### Prompt
Leave the pictures out and transcribe every record exactly.

### Supplied data
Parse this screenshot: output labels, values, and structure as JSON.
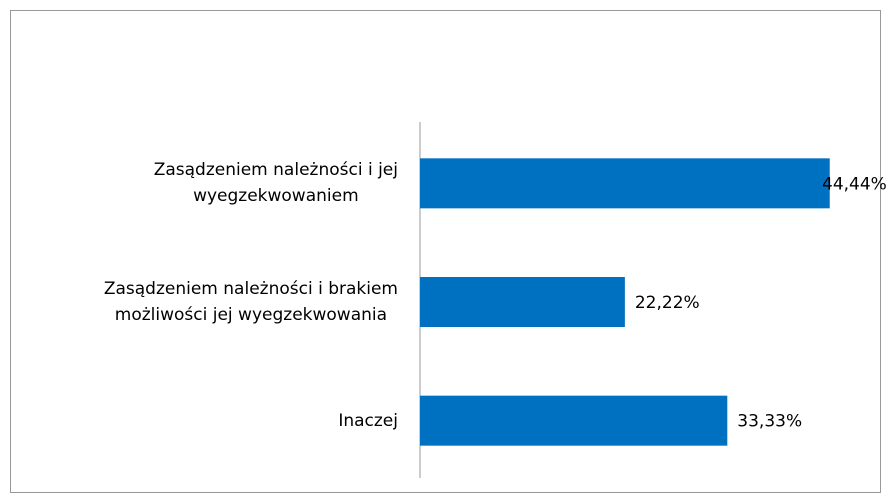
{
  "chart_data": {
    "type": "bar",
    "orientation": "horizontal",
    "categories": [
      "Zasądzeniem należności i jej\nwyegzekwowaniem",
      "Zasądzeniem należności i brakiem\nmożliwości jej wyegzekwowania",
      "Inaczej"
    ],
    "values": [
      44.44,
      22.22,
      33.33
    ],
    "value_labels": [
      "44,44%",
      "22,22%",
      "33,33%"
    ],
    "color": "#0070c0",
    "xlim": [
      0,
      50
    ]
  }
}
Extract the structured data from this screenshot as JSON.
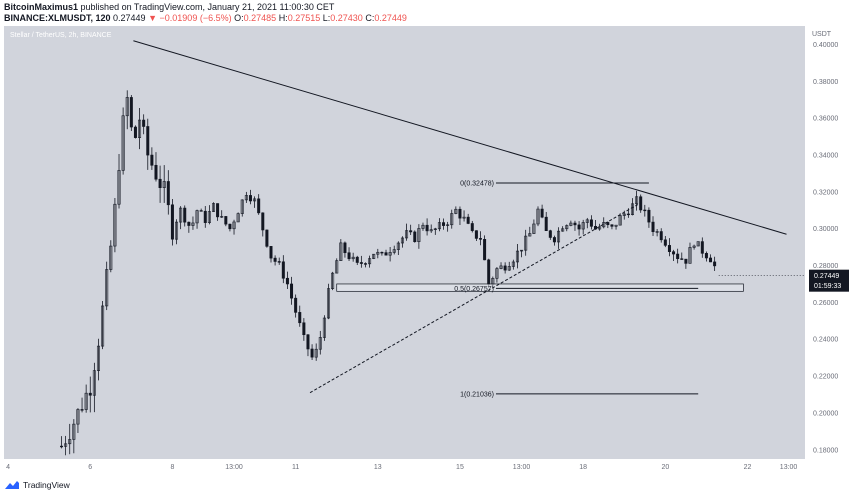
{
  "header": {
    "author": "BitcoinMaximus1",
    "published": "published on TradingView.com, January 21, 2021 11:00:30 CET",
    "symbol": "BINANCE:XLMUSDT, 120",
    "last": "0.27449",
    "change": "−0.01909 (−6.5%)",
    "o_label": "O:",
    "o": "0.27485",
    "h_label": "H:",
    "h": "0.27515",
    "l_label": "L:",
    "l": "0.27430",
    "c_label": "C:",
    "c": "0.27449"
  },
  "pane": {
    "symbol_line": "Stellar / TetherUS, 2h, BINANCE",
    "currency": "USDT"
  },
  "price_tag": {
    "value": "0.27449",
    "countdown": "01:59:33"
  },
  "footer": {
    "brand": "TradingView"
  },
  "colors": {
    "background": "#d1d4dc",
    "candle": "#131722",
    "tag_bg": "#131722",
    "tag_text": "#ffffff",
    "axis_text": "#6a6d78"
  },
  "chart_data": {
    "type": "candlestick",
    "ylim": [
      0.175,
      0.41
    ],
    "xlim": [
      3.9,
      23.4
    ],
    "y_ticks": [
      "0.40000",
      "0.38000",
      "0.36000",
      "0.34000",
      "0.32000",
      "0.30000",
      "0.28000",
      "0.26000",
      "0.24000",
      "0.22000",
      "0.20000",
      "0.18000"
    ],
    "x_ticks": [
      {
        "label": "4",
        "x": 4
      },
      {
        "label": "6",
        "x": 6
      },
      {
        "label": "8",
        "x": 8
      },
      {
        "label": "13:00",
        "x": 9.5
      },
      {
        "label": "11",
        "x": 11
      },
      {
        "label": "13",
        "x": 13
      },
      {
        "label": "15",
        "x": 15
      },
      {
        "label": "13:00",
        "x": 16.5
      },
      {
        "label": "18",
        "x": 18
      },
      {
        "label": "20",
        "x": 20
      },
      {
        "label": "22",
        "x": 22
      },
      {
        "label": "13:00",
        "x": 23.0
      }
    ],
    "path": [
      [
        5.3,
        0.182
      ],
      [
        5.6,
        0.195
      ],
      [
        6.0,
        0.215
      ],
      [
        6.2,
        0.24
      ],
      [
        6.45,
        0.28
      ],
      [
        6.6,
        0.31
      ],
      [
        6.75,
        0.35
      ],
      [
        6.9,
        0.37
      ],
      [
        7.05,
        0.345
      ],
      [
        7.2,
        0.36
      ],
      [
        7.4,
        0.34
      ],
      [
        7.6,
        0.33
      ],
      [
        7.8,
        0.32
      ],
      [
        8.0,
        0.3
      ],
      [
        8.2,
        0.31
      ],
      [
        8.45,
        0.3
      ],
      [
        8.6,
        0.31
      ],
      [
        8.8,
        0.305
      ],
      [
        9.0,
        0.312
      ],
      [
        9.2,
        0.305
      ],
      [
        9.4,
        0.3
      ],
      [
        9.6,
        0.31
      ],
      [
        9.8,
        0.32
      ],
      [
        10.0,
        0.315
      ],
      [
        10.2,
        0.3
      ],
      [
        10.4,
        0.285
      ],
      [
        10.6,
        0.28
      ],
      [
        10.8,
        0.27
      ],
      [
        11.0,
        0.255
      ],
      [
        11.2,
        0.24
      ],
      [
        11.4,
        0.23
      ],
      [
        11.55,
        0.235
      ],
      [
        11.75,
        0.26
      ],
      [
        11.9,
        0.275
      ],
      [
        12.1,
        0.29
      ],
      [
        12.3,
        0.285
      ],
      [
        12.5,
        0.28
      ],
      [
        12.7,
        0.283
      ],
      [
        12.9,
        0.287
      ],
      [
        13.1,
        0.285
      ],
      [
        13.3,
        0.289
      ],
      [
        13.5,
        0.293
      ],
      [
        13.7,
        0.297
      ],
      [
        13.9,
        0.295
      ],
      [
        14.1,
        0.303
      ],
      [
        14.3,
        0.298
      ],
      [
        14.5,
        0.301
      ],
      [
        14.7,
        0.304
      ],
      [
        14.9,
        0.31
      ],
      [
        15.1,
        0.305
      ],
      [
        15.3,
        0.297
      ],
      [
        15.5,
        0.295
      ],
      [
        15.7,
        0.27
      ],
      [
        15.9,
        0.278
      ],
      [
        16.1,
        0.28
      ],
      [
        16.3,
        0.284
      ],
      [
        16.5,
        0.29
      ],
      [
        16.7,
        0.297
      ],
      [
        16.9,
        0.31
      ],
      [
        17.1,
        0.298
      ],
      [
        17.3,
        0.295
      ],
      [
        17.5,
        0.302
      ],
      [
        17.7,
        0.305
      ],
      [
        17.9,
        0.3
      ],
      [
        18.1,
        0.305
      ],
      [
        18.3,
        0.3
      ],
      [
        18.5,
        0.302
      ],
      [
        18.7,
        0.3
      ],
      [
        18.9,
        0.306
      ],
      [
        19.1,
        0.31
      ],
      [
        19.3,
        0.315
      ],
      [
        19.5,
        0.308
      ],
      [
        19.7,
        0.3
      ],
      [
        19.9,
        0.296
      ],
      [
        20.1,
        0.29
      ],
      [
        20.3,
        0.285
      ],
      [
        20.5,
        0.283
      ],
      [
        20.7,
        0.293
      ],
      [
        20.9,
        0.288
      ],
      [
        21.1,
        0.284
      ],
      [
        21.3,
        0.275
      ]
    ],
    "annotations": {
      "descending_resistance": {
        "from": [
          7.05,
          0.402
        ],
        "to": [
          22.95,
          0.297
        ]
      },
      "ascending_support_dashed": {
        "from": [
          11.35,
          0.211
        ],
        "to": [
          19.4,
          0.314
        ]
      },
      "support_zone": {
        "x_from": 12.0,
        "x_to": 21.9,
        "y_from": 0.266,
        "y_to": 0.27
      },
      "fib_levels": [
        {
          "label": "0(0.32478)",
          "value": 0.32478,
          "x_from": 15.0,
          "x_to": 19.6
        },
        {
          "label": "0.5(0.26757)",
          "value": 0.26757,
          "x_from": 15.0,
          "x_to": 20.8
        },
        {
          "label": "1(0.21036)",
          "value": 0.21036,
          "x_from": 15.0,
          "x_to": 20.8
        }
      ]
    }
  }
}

### Task output
Parse this screenshot: output labels, values, and structure as JSON.
{
  "chart_data": {
    "type": "bar",
    "orientation": "horizontal",
    "categories": [
      "Zasądzeniem należności i jej\nwyegzekwowaniem",
      "Zasądzeniem należności i brakiem\nmożliwości jej wyegzekwowania",
      "Inaczej"
    ],
    "values": [
      44.44,
      22.22,
      33.33
    ],
    "value_labels": [
      "44,44%",
      "22,22%",
      "33,33%"
    ],
    "color": "#0070c0",
    "xlim": [
      0,
      50
    ]
  }
}
Extract the structured data from this screenshot as JSON.
{
  "header": {
    "author": "BitcoinMaximus1",
    "published": "published on TradingView.com, January 21, 2021 11:00:30 CET",
    "symbol": "BINANCE:XLMUSDT, 120",
    "last": "0.27449",
    "change": "−0.01909 (−6.5%)",
    "o_label": "O:",
    "o": "0.27485",
    "h_label": "H:",
    "h": "0.27515",
    "l_label": "L:",
    "l": "0.27430",
    "c_label": "C:",
    "c": "0.27449"
  },
  "pane": {
    "symbol_line": "Stellar / TetherUS, 2h, BINANCE",
    "currency": "USDT"
  },
  "price_tag": {
    "value": "0.27449",
    "countdown": "01:59:33"
  },
  "footer": {
    "brand": "TradingView"
  },
  "colors": {
    "background": "#d1d4dc",
    "candle": "#131722",
    "tag_bg": "#131722",
    "tag_text": "#ffffff",
    "axis_text": "#6a6d78"
  },
  "chart_data": {
    "type": "candlestick",
    "ylim": [
      0.175,
      0.41
    ],
    "xlim": [
      3.9,
      23.4
    ],
    "y_ticks": [
      "0.40000",
      "0.38000",
      "0.36000",
      "0.34000",
      "0.32000",
      "0.30000",
      "0.28000",
      "0.26000",
      "0.24000",
      "0.22000",
      "0.20000",
      "0.18000"
    ],
    "x_ticks": [
      {
        "label": "4",
        "x": 4
      },
      {
        "label": "6",
        "x": 6
      },
      {
        "label": "8",
        "x": 8
      },
      {
        "label": "13:00",
        "x": 9.5
      },
      {
        "label": "11",
        "x": 11
      },
      {
        "label": "13",
        "x": 13
      },
      {
        "label": "15",
        "x": 15
      },
      {
        "label": "13:00",
        "x": 16.5
      },
      {
        "label": "18",
        "x": 18
      },
      {
        "label": "20",
        "x": 20
      },
      {
        "label": "22",
        "x": 22
      },
      {
        "label": "13:00",
        "x": 23.0
      }
    ],
    "path": [
      [
        5.3,
        0.182
      ],
      [
        5.6,
        0.195
      ],
      [
        6.0,
        0.215
      ],
      [
        6.2,
        0.24
      ],
      [
        6.45,
        0.28
      ],
      [
        6.6,
        0.31
      ],
      [
        6.75,
        0.35
      ],
      [
        6.9,
        0.37
      ],
      [
        7.05,
        0.345
      ],
      [
        7.2,
        0.36
      ],
      [
        7.4,
        0.34
      ],
      [
        7.6,
        0.33
      ],
      [
        7.8,
        0.32
      ],
      [
        8.0,
        0.3
      ],
      [
        8.2,
        0.31
      ],
      [
        8.45,
        0.3
      ],
      [
        8.6,
        0.31
      ],
      [
        8.8,
        0.305
      ],
      [
        9.0,
        0.312
      ],
      [
        9.2,
        0.305
      ],
      [
        9.4,
        0.3
      ],
      [
        9.6,
        0.31
      ],
      [
        9.8,
        0.32
      ],
      [
        10.0,
        0.315
      ],
      [
        10.2,
        0.3
      ],
      [
        10.4,
        0.285
      ],
      [
        10.6,
        0.28
      ],
      [
        10.8,
        0.27
      ],
      [
        11.0,
        0.255
      ],
      [
        11.2,
        0.24
      ],
      [
        11.4,
        0.23
      ],
      [
        11.55,
        0.235
      ],
      [
        11.75,
        0.26
      ],
      [
        11.9,
        0.275
      ],
      [
        12.1,
        0.29
      ],
      [
        12.3,
        0.285
      ],
      [
        12.5,
        0.28
      ],
      [
        12.7,
        0.283
      ],
      [
        12.9,
        0.287
      ],
      [
        13.1,
        0.285
      ],
      [
        13.3,
        0.289
      ],
      [
        13.5,
        0.293
      ],
      [
        13.7,
        0.297
      ],
      [
        13.9,
        0.295
      ],
      [
        14.1,
        0.303
      ],
      [
        14.3,
        0.298
      ],
      [
        14.5,
        0.301
      ],
      [
        14.7,
        0.304
      ],
      [
        14.9,
        0.31
      ],
      [
        15.1,
        0.305
      ],
      [
        15.3,
        0.297
      ],
      [
        15.5,
        0.295
      ],
      [
        15.7,
        0.27
      ],
      [
        15.9,
        0.278
      ],
      [
        16.1,
        0.28
      ],
      [
        16.3,
        0.284
      ],
      [
        16.5,
        0.29
      ],
      [
        16.7,
        0.297
      ],
      [
        16.9,
        0.31
      ],
      [
        17.1,
        0.298
      ],
      [
        17.3,
        0.295
      ],
      [
        17.5,
        0.302
      ],
      [
        17.7,
        0.305
      ],
      [
        17.9,
        0.3
      ],
      [
        18.1,
        0.305
      ],
      [
        18.3,
        0.3
      ],
      [
        18.5,
        0.302
      ],
      [
        18.7,
        0.3
      ],
      [
        18.9,
        0.306
      ],
      [
        19.1,
        0.31
      ],
      [
        19.3,
        0.315
      ],
      [
        19.5,
        0.308
      ],
      [
        19.7,
        0.3
      ],
      [
        19.9,
        0.296
      ],
      [
        20.1,
        0.29
      ],
      [
        20.3,
        0.285
      ],
      [
        20.5,
        0.283
      ],
      [
        20.7,
        0.293
      ],
      [
        20.9,
        0.288
      ],
      [
        21.1,
        0.284
      ],
      [
        21.3,
        0.275
      ]
    ],
    "annotations": {
      "descending_resistance": {
        "from": [
          7.05,
          0.402
        ],
        "to": [
          22.95,
          0.297
        ]
      },
      "ascending_support_dashed": {
        "from": [
          11.35,
          0.211
        ],
        "to": [
          19.4,
          0.314
        ]
      },
      "support_zone": {
        "x_from": 12.0,
        "x_to": 21.9,
        "y_from": 0.266,
        "y_to": 0.27
      },
      "fib_levels": [
        {
          "label": "0(0.32478)",
          "value": 0.32478,
          "x_from": 15.0,
          "x_to": 19.6
        },
        {
          "label": "0.5(0.26757)",
          "value": 0.26757,
          "x_from": 15.0,
          "x_to": 20.8
        },
        {
          "label": "1(0.21036)",
          "value": 0.21036,
          "x_from": 15.0,
          "x_to": 20.8
        }
      ]
    }
  }
}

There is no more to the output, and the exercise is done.